Brief => Find every line containing the word "embedded" and report the count, nothing more.

Input =>
-----
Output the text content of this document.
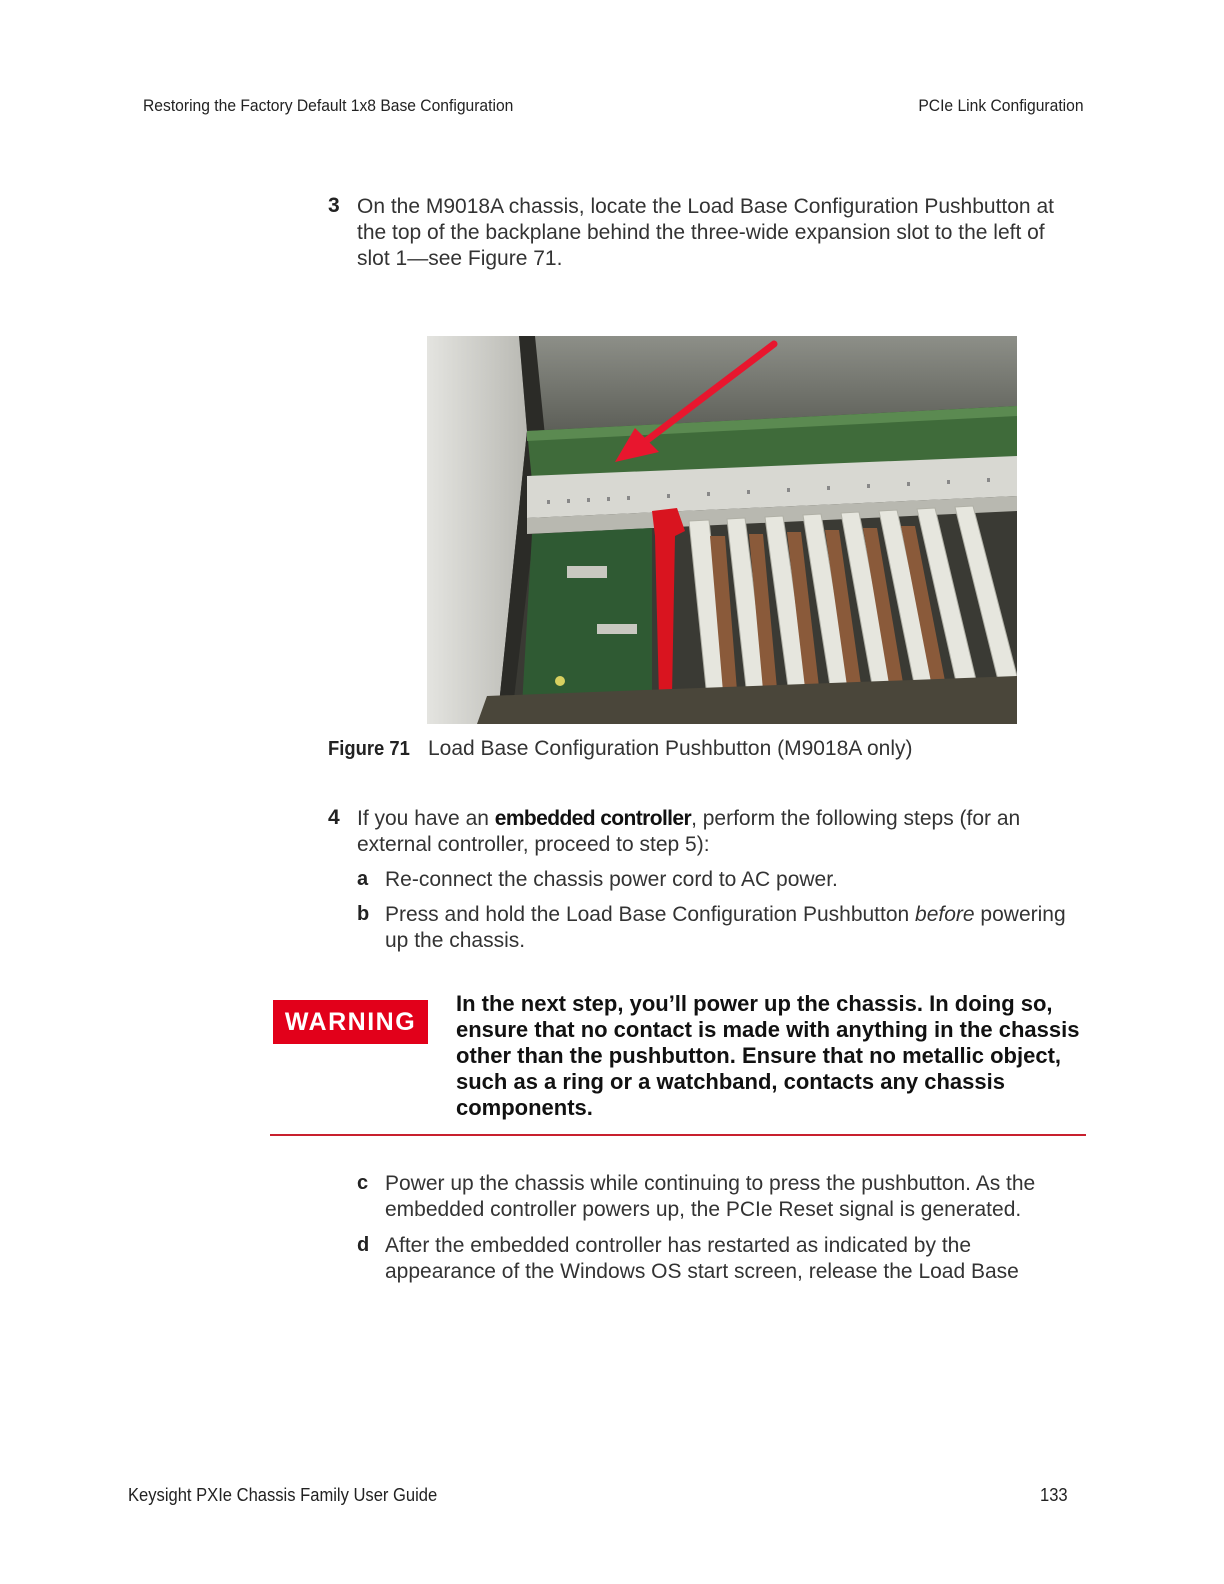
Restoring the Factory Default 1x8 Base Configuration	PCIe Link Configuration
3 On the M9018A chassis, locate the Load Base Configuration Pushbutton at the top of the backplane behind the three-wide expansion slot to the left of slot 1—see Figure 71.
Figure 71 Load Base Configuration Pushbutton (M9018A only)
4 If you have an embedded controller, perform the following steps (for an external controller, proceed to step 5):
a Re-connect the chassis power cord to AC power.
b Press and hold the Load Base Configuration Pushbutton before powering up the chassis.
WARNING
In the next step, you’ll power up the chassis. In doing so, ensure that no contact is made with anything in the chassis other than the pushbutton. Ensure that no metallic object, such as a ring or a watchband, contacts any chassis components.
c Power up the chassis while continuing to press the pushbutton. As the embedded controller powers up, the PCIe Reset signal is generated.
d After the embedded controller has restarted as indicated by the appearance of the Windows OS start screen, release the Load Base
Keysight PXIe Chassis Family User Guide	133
-----
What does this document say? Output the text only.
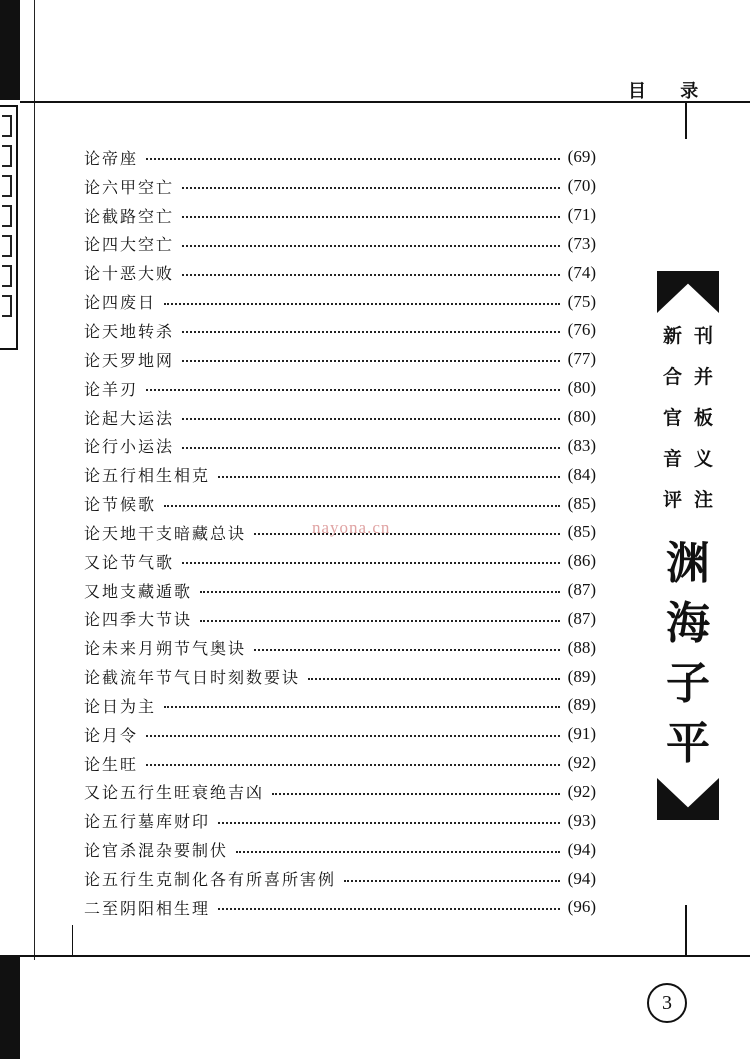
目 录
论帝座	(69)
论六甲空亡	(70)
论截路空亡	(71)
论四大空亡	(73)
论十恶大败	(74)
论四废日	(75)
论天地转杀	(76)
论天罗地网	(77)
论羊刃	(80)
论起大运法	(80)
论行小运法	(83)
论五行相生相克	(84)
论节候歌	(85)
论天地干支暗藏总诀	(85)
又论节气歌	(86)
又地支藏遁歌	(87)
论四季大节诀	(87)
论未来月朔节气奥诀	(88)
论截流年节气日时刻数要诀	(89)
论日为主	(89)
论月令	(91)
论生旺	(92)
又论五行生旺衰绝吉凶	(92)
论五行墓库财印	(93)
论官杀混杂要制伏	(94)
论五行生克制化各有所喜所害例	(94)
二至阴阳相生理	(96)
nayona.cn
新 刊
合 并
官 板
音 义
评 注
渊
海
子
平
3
-----
Solution to this task => 3